--- Material for the task ---
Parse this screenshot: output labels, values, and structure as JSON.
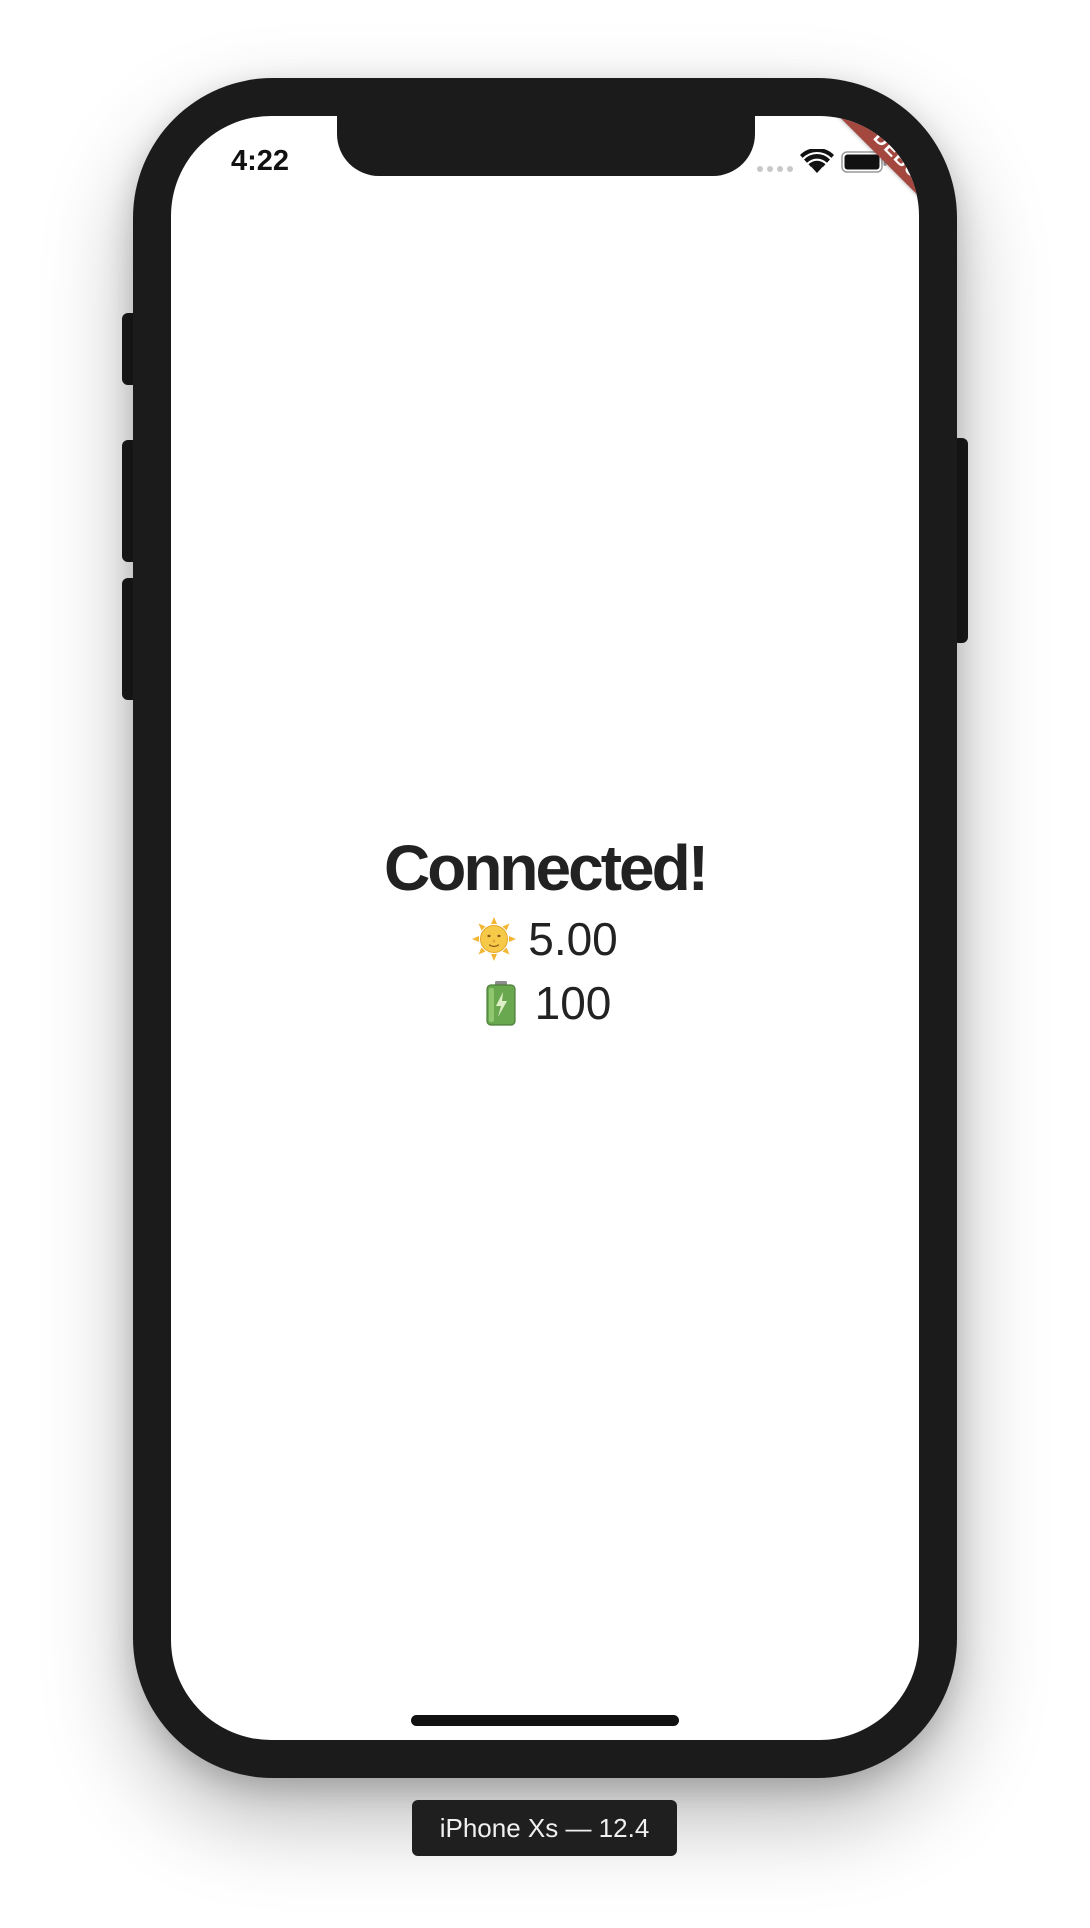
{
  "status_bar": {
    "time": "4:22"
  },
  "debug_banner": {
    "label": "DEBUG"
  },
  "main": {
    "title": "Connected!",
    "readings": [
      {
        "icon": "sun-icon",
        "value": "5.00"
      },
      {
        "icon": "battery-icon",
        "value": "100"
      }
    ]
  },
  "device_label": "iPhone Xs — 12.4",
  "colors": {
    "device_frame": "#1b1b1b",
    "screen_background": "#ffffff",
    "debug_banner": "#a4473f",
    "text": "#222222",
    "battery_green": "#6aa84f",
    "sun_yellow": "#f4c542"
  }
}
---
**Goal**
Repeat the material above in full and exactly, omitting the pictures.

**Response**
Parse this screenshot: output labels, values, and structure as JSON.
{
  "status_bar": {
    "time": "4:22"
  },
  "debug_banner": {
    "label": "DEBUG"
  },
  "main": {
    "title": "Connected!",
    "readings": [
      {
        "icon": "sun-icon",
        "value": "5.00"
      },
      {
        "icon": "battery-icon",
        "value": "100"
      }
    ]
  },
  "device_label": "iPhone Xs — 12.4",
  "colors": {
    "device_frame": "#1b1b1b",
    "screen_background": "#ffffff",
    "debug_banner": "#a4473f",
    "text": "#222222",
    "battery_green": "#6aa84f",
    "sun_yellow": "#f4c542"
  }
}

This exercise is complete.